━━ TEXT EXCERPT

Rawlinson also emphasized testing constantly to make sure new features are pleasing customers, and listening carefully to what they tell you. “At Neiman Marcus Direct, everyone receives weekly surveys of every customer comment,” Rawlinson said. “That’s the most valuable information we can get.”
Rawlinson was followed by Ivy Chin, vice president of architecture, design and video at QVC Inc. who described how the TV and web retailer redesigned its site in stages, releasing new features over several months so that customers could adapt. QVC also added video tutorials explaining the new features, updated its Frequently Asked Questions page, added help links on every page and made sure its call center team was prepared to answer questions.
Voice of the customer
Testing all changes was emphasized by several speakers. Jeff Prus, senior director of user experience at online print products retailer VistaPrint Ltd., explained that VistaPrint now views testing as a revenue generator, not a cost center, having shown it can improve sales by millions of dollars a year. He said VistaPrint conducts dozens of A/B tests of one format versus the other, or multiple variants of pages, every three weeks.

━━━━
━━ SUPPLIED RECORDS

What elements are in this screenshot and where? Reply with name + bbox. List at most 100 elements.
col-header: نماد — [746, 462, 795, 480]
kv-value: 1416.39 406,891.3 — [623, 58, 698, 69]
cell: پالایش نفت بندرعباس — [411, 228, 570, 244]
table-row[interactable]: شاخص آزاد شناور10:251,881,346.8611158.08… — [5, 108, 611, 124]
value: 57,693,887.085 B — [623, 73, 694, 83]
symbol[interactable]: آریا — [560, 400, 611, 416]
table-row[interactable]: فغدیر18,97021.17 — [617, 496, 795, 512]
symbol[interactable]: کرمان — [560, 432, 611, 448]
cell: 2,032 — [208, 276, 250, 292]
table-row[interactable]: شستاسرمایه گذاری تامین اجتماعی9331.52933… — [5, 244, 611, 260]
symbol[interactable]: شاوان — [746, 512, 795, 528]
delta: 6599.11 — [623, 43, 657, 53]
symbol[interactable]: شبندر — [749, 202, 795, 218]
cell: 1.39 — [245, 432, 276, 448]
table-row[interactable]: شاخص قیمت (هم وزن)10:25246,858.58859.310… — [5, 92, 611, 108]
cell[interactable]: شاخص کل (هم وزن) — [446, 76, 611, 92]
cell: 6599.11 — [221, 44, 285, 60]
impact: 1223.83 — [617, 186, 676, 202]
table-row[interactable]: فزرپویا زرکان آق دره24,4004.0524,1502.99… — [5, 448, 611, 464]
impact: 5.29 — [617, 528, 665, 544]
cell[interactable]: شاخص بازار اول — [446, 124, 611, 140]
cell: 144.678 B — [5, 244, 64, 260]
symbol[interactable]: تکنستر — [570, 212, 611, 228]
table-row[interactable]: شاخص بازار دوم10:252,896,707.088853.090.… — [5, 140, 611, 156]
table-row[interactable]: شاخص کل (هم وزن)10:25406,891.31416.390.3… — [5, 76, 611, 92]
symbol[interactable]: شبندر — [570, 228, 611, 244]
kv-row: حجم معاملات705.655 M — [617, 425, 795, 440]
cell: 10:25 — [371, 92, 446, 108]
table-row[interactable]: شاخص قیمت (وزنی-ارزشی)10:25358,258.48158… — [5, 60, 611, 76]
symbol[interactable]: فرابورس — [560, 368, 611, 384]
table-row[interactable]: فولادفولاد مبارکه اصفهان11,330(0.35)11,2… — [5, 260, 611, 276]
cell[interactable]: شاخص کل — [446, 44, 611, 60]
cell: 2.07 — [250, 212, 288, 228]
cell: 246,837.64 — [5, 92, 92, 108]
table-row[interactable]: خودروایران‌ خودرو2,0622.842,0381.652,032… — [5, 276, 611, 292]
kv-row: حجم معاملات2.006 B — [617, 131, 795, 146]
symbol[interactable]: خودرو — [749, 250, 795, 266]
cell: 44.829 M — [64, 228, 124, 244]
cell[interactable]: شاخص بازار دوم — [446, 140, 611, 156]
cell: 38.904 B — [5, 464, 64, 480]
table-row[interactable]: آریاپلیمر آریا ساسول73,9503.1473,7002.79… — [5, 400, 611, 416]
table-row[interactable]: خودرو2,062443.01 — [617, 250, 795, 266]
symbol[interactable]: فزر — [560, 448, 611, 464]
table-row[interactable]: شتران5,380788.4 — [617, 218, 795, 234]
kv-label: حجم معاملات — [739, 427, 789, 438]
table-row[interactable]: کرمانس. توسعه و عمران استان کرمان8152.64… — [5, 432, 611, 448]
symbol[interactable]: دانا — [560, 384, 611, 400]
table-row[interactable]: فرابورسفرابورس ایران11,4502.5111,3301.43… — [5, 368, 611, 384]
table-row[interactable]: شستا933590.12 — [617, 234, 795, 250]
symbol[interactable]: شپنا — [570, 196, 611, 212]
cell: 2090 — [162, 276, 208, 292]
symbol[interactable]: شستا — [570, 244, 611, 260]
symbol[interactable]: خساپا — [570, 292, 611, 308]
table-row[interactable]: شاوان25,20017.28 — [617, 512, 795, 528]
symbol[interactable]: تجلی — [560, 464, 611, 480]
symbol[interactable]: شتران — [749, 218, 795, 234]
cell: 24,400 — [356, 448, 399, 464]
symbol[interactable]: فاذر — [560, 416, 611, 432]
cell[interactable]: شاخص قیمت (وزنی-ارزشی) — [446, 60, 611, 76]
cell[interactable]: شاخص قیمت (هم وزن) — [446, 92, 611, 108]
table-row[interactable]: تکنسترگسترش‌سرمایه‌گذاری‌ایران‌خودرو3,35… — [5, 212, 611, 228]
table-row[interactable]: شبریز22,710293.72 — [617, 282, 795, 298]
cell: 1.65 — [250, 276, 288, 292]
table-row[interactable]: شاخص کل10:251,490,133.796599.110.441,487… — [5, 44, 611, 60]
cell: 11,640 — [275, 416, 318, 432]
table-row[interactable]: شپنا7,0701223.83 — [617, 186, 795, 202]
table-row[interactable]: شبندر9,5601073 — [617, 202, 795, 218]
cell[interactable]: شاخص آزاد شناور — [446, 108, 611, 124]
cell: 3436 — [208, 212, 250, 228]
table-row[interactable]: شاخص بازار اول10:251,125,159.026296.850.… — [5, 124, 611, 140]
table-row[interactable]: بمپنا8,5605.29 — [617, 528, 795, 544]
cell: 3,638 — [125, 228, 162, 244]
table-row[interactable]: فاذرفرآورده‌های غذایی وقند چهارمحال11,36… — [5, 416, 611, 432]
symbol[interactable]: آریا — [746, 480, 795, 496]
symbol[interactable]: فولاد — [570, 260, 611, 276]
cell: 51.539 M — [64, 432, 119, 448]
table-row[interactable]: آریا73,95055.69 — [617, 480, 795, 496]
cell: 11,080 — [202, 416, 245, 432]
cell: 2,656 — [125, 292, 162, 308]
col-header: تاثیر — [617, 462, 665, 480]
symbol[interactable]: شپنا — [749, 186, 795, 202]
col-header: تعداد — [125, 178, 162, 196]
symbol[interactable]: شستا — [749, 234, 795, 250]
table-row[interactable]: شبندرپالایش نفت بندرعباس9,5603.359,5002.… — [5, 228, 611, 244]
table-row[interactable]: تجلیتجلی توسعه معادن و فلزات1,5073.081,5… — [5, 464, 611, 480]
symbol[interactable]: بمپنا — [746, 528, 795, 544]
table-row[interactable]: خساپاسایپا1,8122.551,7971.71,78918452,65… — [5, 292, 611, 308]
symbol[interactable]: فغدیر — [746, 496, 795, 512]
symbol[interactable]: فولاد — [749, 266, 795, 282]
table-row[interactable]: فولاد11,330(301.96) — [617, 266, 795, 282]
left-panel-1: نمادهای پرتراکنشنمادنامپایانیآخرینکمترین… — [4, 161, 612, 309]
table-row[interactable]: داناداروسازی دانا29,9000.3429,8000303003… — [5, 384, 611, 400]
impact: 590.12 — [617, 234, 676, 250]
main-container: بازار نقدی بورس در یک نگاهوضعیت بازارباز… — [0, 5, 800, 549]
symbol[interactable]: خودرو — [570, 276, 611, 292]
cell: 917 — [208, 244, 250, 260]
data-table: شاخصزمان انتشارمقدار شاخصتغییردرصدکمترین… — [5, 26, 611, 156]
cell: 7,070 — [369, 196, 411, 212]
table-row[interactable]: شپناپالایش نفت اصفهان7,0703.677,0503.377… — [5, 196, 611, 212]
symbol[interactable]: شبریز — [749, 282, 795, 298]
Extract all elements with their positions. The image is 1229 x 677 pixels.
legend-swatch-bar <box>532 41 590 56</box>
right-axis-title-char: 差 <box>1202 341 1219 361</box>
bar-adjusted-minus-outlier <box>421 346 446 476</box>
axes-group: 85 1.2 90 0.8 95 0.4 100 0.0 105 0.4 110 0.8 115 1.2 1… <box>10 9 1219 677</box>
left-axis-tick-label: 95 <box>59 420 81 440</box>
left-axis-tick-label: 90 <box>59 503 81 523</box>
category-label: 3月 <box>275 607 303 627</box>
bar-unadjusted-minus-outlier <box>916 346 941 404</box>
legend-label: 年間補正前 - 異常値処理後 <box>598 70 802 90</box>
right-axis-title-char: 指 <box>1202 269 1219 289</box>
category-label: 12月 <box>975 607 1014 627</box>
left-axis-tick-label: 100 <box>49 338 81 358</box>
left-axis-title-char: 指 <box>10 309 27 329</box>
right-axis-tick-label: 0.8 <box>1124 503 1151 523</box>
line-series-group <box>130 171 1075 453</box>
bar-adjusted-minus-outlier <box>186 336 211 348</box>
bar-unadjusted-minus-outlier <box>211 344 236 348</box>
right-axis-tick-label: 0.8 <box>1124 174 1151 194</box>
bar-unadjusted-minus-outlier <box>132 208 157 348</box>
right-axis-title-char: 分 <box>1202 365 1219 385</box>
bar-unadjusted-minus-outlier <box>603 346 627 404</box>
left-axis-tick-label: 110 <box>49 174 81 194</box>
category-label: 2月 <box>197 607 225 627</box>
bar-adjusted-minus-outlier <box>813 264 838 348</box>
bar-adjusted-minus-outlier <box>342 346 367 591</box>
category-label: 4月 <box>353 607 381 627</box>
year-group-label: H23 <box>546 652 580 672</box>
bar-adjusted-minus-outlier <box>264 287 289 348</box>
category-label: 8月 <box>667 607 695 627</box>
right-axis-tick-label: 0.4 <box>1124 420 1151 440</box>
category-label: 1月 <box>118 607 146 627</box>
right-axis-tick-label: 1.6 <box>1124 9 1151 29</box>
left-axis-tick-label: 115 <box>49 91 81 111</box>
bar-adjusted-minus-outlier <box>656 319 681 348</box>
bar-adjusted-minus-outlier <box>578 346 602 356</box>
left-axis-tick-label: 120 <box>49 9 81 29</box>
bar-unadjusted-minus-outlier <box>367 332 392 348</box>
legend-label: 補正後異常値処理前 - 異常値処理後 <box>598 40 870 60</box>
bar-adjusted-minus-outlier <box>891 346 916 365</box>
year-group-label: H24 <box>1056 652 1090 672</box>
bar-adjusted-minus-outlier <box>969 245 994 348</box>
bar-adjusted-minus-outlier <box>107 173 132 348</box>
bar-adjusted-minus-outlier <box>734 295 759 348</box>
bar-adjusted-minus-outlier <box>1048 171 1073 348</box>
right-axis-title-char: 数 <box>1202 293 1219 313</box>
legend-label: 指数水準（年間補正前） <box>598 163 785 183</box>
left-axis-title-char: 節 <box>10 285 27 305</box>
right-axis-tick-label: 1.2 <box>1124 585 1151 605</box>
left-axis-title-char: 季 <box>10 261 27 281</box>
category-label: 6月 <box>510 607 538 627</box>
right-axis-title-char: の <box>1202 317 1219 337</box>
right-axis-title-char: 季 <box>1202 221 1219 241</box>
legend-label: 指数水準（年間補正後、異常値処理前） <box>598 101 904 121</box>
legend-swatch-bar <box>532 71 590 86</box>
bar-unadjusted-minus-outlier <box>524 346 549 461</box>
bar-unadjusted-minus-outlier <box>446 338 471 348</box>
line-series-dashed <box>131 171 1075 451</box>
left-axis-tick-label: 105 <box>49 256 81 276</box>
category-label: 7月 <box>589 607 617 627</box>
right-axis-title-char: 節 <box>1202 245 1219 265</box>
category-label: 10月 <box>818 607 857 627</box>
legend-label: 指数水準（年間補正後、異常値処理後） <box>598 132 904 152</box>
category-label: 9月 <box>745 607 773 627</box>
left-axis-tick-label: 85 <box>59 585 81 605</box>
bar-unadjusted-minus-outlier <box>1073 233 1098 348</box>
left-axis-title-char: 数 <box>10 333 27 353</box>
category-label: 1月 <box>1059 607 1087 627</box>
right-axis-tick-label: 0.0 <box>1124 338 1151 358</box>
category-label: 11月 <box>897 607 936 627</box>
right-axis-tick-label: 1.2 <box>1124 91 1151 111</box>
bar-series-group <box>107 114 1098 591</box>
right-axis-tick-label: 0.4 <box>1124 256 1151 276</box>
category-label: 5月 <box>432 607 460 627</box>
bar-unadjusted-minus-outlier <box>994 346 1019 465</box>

━━━━

▶ _TO DO_
A - According to the retail website text, why does VistaPrint now treat testing as a revenue generator rather than a cost center?
B - Print everything in the retail website text from "Rawlinson was followed" down to "to answer questions.".

▶ _SOLUTIONS TO THE TASKS_
A - VistaPrint sees testing as a revenue generator because it has shown that testing can improve sales by millions of dollars a year.

B -
Rawlinson was followed by Ivy Chin, vice president of architecture, design and video at QVC Inc. who described how the TV and web retailer redesigned its site in stages, releasing new features over several months so that customers could adapt. QVC also added video tutorials explaining the new features, updated its Frequently Asked Questions page, added help links on every page and made sure its call center team was prepared to answer questions.